> **YOUR GOAL**
Note each line of the listing that contains the string "page", and copy it.

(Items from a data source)
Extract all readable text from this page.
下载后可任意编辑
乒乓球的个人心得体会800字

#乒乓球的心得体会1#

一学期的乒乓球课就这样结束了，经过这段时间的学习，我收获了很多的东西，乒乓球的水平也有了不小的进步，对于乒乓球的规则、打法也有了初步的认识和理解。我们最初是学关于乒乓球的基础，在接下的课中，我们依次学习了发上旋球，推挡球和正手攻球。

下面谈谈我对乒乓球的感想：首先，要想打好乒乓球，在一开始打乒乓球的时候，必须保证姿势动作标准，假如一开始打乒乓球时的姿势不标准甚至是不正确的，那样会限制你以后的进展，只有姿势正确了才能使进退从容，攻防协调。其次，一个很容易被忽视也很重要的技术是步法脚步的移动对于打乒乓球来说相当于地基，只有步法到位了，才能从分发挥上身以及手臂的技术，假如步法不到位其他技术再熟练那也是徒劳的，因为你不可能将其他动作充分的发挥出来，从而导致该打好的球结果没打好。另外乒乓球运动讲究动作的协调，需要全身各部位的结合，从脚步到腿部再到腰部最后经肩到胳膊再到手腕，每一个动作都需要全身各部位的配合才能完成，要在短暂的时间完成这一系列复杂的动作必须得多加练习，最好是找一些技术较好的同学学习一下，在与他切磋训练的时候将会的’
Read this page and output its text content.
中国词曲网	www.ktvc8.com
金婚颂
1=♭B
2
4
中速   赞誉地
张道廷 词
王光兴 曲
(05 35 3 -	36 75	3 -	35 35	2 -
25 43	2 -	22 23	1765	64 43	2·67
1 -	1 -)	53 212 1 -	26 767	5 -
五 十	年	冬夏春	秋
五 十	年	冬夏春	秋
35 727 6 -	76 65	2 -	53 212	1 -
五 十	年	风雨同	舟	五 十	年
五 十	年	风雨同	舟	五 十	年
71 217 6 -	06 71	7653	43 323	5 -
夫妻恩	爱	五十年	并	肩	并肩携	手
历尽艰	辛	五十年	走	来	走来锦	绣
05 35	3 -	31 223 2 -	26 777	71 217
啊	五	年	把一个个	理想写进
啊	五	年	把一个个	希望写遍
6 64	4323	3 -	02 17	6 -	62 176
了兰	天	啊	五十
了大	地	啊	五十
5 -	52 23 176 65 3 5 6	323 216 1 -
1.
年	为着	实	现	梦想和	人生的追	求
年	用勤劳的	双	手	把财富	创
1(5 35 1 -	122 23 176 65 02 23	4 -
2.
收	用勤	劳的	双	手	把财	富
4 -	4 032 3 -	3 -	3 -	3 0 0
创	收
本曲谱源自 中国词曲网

> **SOLUTION TO THIS PROBLEM**
Extract all readable text from this page.
Read this page and output its text content.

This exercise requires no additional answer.